That's it. One file containing your render passes, compute shaders, buffers, textures, bind groups, etc. Hand it to a viewer on any platform with WebGPU support, and it can be played.
The file can be a PNG. The PNG format allows custom binary chunks after the image data, working roughly like a .zip that holds things in it but in this case it shows a picture by default (the png image).
Embed your WebGPU bundle in the PNG, and suddenly images can move if you have a viewer that can look for the WebGPU bundle in them. It feels a bit like magic.
But PNGine also works with plain .zip files if you prefer. The PNG thing is just the flashy option.
What This Is Not
Not an animation format. For that, use Rive or Lottie.
Not a new vector format. For that, use SVG or something like that.
Not a design tool. For that, use Figma or Sketch.
Not a rendering engine. You write the shaders. PNGine just packages and runs them. Maybe it should have been called DIYengine.
Not a way to make any PNG move. The image is just a container. Most of my files are actually .zip.
How Small?
Self-contained PNGs with embedded WebGPU information and executor:
A triangle: ~13 KB (500 bytes bytecode + tailored executor).
A rotating 3D cube with depth buffer: ~14 KB.
A full boids flocking simulation with compute shaders: ~20 KB.
Embedding the WebGPU information and its executor in the .png guarantees that they are self contained. No need to be fighting mismatching players/viewers versions bugs that can only play certain payloads in certain ways.
A PNG holds everything that it needs to be played as it was intended when it got bundled by the creator of the visuals being shown. Everything except the tiny extractor you need to have to read these extra chunks.
How?
From a design perspective, the WebGPU instructions got moved into a full declarative space. Things are described in a Domain Specific Language that follows the spec but declares the whole WebGPU non-iteratively, abstract enough so that it can be decomposed into a payload that can be run in the browser or in your favorite native WebGPU implementation ( dawn, wgpu, any compatible web browser, etc...).
The DSL compiles to a custom bytecode, which DEFLATE-compresses into the PNG. The compiler builds a tailored WASM executor containing only the parts your shader needs to run—typically 12-18 KB. Together they're small enough to inline in HTML or use as a favicon.
The DSL
The user facing part of PNGine uses a domain-specific language that maps
directly to WebGPU. The rule is simple: every device.create*() function
becomes a #macro:
device.createBuffer(...) → #buffer name { ... }
device.createTexture(...) → #texture name { ... }
device.createRenderPipeline(...) → #renderPipeline name { ... }
The "create" disappears, "#" takes its place, and you give it a name to
reference elsewhere. What goes inside { } are the function arguments, written
as name=value. The names come directly from the WebGPU spec—I didn't invent
them.
Here's a minimal triangle:
#shaderModule code {
code="
@vertex fn vs(@builtin(vertex_index) i: u32) -> @builtin(position) vec4f {
var pos = array<vec2f, 3>(
vec2f(0.0, 0.5),
vec2f(-0.5, -0.5),
vec2f(0.5, -0.5)
--------------------------------
● Problems to work on:
1) According to the PNGine text, about how large is a self-contained PNG holding a rotating 3D cube with a depth buffer?
2) Go on with the PNGine text from the point where it stops.
You can leave the records aside; they aren't needed here.

● Region and label listings:
--------------------------------
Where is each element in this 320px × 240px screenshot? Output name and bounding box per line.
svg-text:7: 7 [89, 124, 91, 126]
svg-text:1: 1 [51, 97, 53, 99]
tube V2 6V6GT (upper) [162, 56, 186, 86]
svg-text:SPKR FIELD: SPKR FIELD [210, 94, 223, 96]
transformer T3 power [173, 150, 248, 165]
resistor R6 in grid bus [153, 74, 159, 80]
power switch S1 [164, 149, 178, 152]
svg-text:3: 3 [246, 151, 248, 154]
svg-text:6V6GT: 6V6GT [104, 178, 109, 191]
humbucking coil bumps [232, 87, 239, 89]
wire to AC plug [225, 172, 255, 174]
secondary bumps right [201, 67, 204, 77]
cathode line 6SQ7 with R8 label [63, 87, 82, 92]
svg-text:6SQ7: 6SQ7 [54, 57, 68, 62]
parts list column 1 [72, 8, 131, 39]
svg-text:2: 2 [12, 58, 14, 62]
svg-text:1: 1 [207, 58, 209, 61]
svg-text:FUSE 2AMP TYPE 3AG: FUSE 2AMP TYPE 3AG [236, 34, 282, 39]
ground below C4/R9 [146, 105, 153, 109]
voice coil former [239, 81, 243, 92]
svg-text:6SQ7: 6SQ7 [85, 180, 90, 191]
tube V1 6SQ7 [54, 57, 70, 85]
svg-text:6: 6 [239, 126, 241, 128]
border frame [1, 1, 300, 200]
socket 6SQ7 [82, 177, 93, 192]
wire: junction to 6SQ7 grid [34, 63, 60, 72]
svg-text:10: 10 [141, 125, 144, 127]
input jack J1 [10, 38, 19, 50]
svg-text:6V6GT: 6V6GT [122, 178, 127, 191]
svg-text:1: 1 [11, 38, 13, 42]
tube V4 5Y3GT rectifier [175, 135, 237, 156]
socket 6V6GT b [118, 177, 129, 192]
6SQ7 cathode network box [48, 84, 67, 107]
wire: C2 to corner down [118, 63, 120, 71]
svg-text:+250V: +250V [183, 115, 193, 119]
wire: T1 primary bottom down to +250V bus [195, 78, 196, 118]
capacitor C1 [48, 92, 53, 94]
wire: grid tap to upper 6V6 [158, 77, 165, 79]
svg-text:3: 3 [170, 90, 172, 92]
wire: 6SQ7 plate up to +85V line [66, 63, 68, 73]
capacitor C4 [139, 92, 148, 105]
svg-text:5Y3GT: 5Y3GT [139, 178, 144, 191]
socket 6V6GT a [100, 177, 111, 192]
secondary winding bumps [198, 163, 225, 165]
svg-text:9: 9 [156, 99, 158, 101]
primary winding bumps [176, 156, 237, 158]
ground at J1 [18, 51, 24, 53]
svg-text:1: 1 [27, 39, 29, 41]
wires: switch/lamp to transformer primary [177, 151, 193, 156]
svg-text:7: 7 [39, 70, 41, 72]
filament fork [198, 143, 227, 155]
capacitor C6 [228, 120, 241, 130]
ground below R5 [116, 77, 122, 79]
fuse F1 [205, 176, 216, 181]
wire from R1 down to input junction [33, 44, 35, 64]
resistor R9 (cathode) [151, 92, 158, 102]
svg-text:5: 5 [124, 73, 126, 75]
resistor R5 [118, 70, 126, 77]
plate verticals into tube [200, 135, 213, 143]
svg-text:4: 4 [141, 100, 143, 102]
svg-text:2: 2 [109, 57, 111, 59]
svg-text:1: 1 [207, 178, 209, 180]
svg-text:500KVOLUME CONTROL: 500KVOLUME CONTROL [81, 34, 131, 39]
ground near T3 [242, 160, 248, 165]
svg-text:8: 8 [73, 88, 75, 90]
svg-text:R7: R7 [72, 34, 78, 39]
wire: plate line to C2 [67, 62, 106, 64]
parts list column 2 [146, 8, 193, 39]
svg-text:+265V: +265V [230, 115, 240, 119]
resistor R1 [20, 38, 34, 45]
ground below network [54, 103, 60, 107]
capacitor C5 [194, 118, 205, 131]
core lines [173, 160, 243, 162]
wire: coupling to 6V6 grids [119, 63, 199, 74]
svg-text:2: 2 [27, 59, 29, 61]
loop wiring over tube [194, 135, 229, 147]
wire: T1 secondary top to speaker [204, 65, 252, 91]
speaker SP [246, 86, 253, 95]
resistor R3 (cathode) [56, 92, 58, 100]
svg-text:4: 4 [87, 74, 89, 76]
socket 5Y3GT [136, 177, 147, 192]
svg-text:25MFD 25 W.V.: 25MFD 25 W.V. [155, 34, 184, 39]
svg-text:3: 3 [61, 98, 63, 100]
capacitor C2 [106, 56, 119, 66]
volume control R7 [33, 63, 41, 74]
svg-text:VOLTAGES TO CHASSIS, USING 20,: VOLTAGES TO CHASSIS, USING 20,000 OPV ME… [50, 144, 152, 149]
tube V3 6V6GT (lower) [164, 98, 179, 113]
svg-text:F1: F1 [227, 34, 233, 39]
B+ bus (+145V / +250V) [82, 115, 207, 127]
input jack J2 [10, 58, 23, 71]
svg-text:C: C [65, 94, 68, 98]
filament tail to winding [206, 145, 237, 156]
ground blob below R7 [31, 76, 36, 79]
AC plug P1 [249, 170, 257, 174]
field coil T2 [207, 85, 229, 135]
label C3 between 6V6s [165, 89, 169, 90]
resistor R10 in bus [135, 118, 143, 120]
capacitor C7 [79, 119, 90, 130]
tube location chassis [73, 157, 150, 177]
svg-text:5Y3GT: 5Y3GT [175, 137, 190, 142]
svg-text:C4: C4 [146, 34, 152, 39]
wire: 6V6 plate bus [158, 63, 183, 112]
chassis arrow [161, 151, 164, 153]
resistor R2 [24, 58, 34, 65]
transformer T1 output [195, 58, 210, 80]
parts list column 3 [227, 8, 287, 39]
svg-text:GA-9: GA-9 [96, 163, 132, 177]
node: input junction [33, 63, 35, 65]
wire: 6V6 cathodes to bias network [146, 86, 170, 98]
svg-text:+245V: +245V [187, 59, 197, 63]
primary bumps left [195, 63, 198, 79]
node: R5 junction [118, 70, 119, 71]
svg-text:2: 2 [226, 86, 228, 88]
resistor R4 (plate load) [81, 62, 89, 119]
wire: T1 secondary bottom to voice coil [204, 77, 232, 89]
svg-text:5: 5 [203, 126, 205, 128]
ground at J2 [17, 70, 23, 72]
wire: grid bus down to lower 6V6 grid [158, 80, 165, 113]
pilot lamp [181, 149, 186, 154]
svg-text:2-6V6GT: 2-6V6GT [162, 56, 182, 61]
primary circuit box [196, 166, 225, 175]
--------------------------------
● In response:
1) About 14 KB.

2)
);
return vec4f(pos[i], 0.0, 1.0);
}
@fragment fn fs() -> @location(0) vec4f {
return vec4f(1.0, 0.5, 0.0, 1.0);
}
"
}
#renderPipeline pipeline {
layout=auto
vertex={ module=code entryPoint=vs }
fragment={ module=code entryPoint=fs targets=[{ format=preferredCanvasFormat }] }
}
#renderPass pass {
colorAttachments=[{
view=contextCurrentTexture
clearValue=[0 0 0 1]
loadOp=clear
storeOp=store
}]
pipeline=pipeline
draw=3
}
#frame main {
perform=[pass]
}
Compile it: pngine triangle.pngine -o triangle.png
That's your ~500 byte triangle, embedded in a PNG alongside a WASM executor ready to show it.
Shape Generators
Writing vertex data by hand is tedious. So the compiler can generate it:
#data cubeVertices {
cube={ format=[position4 color4 uv2] }
// ^ a cube!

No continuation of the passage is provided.